THE EXERCISE => Copy all lines in which the word "false" can be found.

RECORDS FOR THE TASK =>
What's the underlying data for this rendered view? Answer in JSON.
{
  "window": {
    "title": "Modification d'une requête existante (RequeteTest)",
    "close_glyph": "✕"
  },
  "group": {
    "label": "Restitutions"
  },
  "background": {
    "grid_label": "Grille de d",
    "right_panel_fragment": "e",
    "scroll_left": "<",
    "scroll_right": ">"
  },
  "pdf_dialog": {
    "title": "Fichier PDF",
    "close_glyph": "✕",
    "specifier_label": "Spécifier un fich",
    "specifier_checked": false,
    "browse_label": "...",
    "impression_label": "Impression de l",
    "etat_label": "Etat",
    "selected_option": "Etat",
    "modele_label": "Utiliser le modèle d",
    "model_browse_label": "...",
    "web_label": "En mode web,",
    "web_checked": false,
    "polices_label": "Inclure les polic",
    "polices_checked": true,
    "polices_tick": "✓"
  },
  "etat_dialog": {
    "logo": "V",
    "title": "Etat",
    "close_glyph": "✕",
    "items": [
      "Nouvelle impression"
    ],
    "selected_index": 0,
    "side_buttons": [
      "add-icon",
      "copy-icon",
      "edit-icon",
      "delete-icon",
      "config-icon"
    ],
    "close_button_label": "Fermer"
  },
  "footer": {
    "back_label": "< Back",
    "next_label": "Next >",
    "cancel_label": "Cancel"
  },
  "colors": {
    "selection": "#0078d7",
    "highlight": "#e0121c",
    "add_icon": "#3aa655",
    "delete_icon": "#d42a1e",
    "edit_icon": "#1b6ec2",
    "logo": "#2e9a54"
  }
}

SOLUTION =>
    "specifier_checked": false,
    "web_checked": false,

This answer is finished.